- **EXERCISE REQUIREMENTS**: What follows are records. Restate all of them word for word.

.....

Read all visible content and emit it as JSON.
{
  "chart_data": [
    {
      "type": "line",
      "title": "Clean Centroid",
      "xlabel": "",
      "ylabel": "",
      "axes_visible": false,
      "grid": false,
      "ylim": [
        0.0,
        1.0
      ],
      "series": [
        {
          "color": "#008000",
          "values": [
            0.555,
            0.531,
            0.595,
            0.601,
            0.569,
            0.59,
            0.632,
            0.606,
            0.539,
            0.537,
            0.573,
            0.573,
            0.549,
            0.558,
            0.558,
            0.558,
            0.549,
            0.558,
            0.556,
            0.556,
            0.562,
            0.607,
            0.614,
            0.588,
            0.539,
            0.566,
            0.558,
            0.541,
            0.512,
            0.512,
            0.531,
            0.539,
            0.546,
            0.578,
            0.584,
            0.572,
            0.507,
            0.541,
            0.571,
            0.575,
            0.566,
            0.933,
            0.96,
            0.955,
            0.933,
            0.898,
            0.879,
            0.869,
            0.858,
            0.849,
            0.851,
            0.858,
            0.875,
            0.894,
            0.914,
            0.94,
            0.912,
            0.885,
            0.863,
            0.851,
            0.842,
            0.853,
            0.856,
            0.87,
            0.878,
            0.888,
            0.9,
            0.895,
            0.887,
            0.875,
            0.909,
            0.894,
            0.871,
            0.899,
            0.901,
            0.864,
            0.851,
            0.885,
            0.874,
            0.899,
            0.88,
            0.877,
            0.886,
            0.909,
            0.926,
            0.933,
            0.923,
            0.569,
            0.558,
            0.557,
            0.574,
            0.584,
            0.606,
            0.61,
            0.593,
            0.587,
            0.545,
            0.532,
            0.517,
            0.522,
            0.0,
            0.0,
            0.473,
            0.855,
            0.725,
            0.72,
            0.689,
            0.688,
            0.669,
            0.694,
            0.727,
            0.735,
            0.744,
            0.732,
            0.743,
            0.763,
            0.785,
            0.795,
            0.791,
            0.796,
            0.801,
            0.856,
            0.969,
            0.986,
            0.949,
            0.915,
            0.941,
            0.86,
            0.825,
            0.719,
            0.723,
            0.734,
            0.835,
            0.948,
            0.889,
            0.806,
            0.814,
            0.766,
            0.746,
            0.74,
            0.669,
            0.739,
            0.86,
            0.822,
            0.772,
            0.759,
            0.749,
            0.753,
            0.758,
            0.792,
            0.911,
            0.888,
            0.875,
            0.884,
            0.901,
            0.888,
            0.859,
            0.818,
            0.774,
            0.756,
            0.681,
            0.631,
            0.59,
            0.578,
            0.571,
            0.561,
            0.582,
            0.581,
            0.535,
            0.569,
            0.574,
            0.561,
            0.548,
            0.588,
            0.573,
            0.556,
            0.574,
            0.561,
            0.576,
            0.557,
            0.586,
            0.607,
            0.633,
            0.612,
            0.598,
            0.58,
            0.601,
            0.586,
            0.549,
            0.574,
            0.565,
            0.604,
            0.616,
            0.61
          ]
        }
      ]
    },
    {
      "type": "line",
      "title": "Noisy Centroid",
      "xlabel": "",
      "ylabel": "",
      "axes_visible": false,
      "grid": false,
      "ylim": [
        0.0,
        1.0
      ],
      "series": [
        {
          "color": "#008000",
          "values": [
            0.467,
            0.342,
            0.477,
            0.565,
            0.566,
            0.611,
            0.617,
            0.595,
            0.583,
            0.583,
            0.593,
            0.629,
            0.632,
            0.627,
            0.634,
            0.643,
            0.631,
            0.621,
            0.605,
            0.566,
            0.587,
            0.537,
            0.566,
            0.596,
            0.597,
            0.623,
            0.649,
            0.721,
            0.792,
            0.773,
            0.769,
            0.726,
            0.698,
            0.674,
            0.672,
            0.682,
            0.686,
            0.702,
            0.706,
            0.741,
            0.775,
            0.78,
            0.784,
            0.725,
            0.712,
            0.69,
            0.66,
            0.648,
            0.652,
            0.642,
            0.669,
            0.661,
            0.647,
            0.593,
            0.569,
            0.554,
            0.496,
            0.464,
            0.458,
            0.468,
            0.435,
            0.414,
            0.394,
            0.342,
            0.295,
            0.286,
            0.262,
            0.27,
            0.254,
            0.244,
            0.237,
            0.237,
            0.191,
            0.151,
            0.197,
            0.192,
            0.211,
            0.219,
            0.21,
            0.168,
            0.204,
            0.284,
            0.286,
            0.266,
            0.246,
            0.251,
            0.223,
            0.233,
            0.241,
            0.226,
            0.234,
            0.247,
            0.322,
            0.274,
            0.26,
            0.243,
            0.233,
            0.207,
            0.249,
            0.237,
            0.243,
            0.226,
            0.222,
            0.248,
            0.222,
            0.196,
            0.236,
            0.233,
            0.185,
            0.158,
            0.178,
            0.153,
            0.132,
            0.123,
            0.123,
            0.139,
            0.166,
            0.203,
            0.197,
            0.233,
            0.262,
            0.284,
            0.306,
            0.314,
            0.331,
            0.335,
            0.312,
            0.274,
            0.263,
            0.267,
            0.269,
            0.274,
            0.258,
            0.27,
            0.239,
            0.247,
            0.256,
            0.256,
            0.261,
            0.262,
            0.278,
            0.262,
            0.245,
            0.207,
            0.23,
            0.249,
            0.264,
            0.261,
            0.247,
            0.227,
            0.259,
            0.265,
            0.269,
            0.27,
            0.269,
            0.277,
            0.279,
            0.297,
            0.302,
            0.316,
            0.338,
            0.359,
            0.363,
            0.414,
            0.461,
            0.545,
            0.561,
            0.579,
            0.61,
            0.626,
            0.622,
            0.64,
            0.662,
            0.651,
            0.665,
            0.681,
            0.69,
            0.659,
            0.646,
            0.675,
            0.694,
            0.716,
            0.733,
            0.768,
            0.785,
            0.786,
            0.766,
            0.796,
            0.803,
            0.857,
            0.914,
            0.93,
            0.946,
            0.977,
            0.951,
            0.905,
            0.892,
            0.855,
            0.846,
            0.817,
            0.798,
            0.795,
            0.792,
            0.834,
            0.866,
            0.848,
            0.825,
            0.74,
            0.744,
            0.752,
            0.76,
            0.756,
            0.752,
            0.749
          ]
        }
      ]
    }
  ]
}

.....

- **EXPECTED ANSWER**:
Read all visible content and emit it as JSON.
{
  "chart_data": [
    {
      "type": "line",
      "title": "Clean Centroid",
      "xlabel": "",
      "ylabel": "",
      "axes_visible": false,
      "grid": false,
      "ylim": [
        0.0,
        1.0
      ],
      "series": [
        {
          "color": "#008000",
          "values": [
            0.555,
            0.531,
            0.595,
            0.601,
            0.569,
            0.59,
            0.632,
            0.606,
            0.539,
            0.537,
            0.573,
            0.573,
            0.549,
            0.558,
            0.558,
            0.558,
            0.549,
            0.558,
            0.556,
            0.556,
            0.562,
            0.607,
            0.614,
            0.588,
            0.539,
            0.566,
            0.558,
            0.541,
            0.512,
            0.512,
            0.531,
            0.539,
            0.546,
            0.578,
            0.584,
            0.572,
            0.507,
            0.541,
            0.571,
            0.575,
            0.566,
            0.933,
            0.96,
            0.955,
            0.933,
            0.898,
            0.879,
            0.869,
            0.858,
            0.849,
            0.851,
            0.858,
            0.875,
            0.894,
            0.914,
            0.94,
            0.912,
            0.885,
            0.863,
            0.851,
            0.842,
            0.853,
            0.856,
            0.87,
            0.878,
            0.888,
            0.9,
            0.895,
            0.887,
            0.875,
            0.909,
            0.894,
            0.871,
            0.899,
            0.901,
            0.864,
            0.851,
            0.885,
            0.874,
            0.899,
            0.88,
            0.877,
            0.886,
            0.909,
            0.926,
            0.933,
            0.923,
            0.569,
            0.558,
            0.557,
            0.574,
            0.584,
            0.606,
            0.61,
            0.593,
            0.587,
            0.545,
            0.532,
            0.517,
            0.522,
            0.0,
            0.0,
            0.473,
            0.855,
            0.725,
            0.72,
            0.689,
            0.688,
            0.669,
            0.694,
            0.727,
            0.735,
            0.744,
            0.732,
            0.743,
            0.763,
            0.785,
            0.795,
            0.791,
            0.796,
            0.801,
            0.856,
            0.969,
            0.986,
            0.949,
            0.915,
            0.941,
            0.86,
            0.825,
            0.719,
            0.723,
            0.734,
            0.835,
            0.948,
            0.889,
            0.806,
            0.814,
            0.766,
            0.746,
            0.74,
            0.669,
            0.739,
            0.86,
            0.822,
            0.772,
            0.759,
            0.749,
            0.753,
            0.758,
            0.792,
            0.911,
            0.888,
            0.875,
            0.884,
            0.901,
            0.888,
            0.859,
            0.818,
            0.774,
            0.756,
            0.681,
            0.631,
            0.59,
            0.578,
            0.571,
            0.561,
            0.582,
            0.581,
            0.535,
            0.569,
            0.574,
            0.561,
            0.548,
            0.588,
            0.573,
            0.556,
            0.574,
            0.561,
            0.576,
            0.557,
            0.586,
            0.607,
            0.633,
            0.612,
            0.598,
            0.58,
            0.601,
            0.586,
            0.549,
            0.574,
            0.565,
            0.604,
            0.616,
            0.61
          ]
        }
      ]
    },
    {
      "type": "line",
      "title": "Noisy Centroid",
      "xlabel": "",
      "ylabel": "",
      "axes_visible": false,
      "grid": false,
      "ylim": [
        0.0,
        1.0
      ],
      "series": [
        {
          "color": "#008000",
          "values": [
            0.467,
            0.342,
            0.477,
            0.565,
            0.566,
            0.611,
            0.617,
            0.595,
            0.583,
            0.583,
            0.593,
            0.629,
            0.632,
            0.627,
            0.634,
            0.643,
            0.631,
            0.621,
            0.605,
            0.566,
            0.587,
            0.537,
            0.566,
            0.596,
            0.597,
            0.623,
            0.649,
            0.721,
            0.792,
            0.773,
            0.769,
            0.726,
            0.698,
            0.674,
            0.672,
            0.682,
            0.686,
            0.702,
            0.706,
            0.741,
            0.775,
            0.78,
            0.784,
            0.725,
            0.712,
            0.69,
            0.66,
            0.648,
            0.652,
            0.642,
            0.669,
            0.661,
            0.647,
            0.593,
            0.569,
            0.554,
            0.496,
            0.464,
            0.458,
            0.468,
            0.435,
            0.414,
            0.394,
            0.342,
            0.295,
            0.286,
            0.262,
            0.27,
            0.254,
            0.244,
            0.237,
            0.237,
            0.191,
            0.151,
            0.197,
            0.192,
            0.211,
            0.219,
            0.21,
            0.168,
            0.204,
            0.284,
            0.286,
            0.266,
            0.246,
            0.251,
            0.223,
            0.233,
            0.241,
            0.226,
            0.234,
            0.247,
            0.322,
            0.274,
            0.26,
            0.243,
            0.233,
            0.207,
            0.249,
            0.237,
            0.243,
            0.226,
            0.222,
            0.248,
            0.222,
            0.196,
            0.236,
            0.233,
            0.185,
            0.158,
            0.178,
            0.153,
            0.132,
            0.123,
            0.123,
            0.139,
            0.166,
            0.203,
            0.197,
            0.233,
            0.262,
            0.284,
            0.306,
            0.314,
            0.331,
            0.335,
            0.312,
            0.274,
            0.263,
            0.267,
            0.269,
            0.274,
            0.258,
            0.27,
            0.239,
            0.247,
            0.256,
            0.256,
            0.261,
            0.262,
            0.278,
            0.262,
            0.245,
            0.207,
            0.23,
            0.249,
            0.264,
            0.261,
            0.247,
            0.227,
            0.259,
            0.265,
            0.269,
            0.27,
            0.269,
            0.277,
            0.279,
            0.297,
            0.302,
            0.316,
            0.338,
            0.359,
            0.363,
            0.414,
            0.461,
            0.545,
            0.561,
            0.579,
            0.61,
            0.626,
            0.622,
            0.64,
            0.662,
            0.651,
            0.665,
            0.681,
            0.69,
            0.659,
            0.646,
            0.675,
            0.694,
            0.716,
            0.733,
            0.768,
            0.785,
            0.786,
            0.766,
            0.796,
            0.803,
            0.857,
            0.914,
            0.93,
            0.946,
            0.977,
            0.951,
            0.905,
            0.892,
            0.855,
            0.846,
            0.817,
            0.798,
            0.795,
            0.792,
            0.834,
            0.866,
            0.848,
            0.825,
            0.74,
            0.744,
            0.752,
            0.76,
            0.756,
            0.752,
            0.749
          ]
        }
      ]
    }
  ]
}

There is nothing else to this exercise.